§ **Information supplied**:

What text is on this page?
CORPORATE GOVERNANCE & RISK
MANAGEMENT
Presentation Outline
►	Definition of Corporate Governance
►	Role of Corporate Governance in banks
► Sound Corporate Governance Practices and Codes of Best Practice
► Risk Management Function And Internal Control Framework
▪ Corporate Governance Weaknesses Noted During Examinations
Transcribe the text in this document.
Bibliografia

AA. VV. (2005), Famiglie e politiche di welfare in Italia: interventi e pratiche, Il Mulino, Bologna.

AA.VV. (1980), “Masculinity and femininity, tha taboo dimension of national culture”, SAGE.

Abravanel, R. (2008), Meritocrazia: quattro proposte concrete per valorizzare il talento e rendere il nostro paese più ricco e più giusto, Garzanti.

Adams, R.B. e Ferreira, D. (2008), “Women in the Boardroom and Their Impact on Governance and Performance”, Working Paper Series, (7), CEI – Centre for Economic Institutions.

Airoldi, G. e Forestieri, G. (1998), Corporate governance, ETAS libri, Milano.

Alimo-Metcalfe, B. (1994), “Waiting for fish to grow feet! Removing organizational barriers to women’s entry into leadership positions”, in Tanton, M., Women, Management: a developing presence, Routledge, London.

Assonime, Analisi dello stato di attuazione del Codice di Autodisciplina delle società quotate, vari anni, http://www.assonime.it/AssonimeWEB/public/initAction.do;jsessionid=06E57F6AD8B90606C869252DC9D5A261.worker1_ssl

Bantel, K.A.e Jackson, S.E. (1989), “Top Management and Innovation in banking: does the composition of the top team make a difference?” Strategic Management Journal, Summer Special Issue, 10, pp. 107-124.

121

§ **What is required**:
Write out, word for word, every line from the one containing "Transcribe the text in this document." through the last line of the records above.

§ **Task output**:
Transcribe the text in this document.
Bibliografia

AA. VV. (2005), Famiglie e politiche di welfare in Italia: interventi e pratiche, Il Mulino, Bologna.

AA.VV. (1980), “Masculinity and femininity, tha taboo dimension of national culture”, SAGE.

Abravanel, R. (2008), Meritocrazia: quattro proposte concrete per valorizzare il talento e rendere il nostro paese più ricco e più giusto, Garzanti.

Adams, R.B. e Ferreira, D. (2008), “Women in the Boardroom and Their Impact on Governance and Performance”, Working Paper Series, (7), CEI – Centre for Economic Institutions.

Airoldi, G. e Forestieri, G. (1998), Corporate governance, ETAS libri, Milano.

Alimo-Metcalfe, B. (1994), “Waiting for fish to grow feet! Removing organizational barriers to women’s entry into leadership positions”, in Tanton, M., Women, Management: a developing presence, Routledge, London.

Assonime, Analisi dello stato di attuazione del Codice di Autodisciplina delle società quotate, vari anni, http://www.assonime.it/AssonimeWEB/public/initAction.do;jsessionid=06E57F6AD8B90606C869252DC9D5A261.worker1_ssl

Bantel, K.A.e Jackson, S.E. (1989), “Top Management and Innovation in banking: does the composition of the top team make a difference?” Strategic Management Journal, Summer Special Issue, 10, pp. 107-124.

121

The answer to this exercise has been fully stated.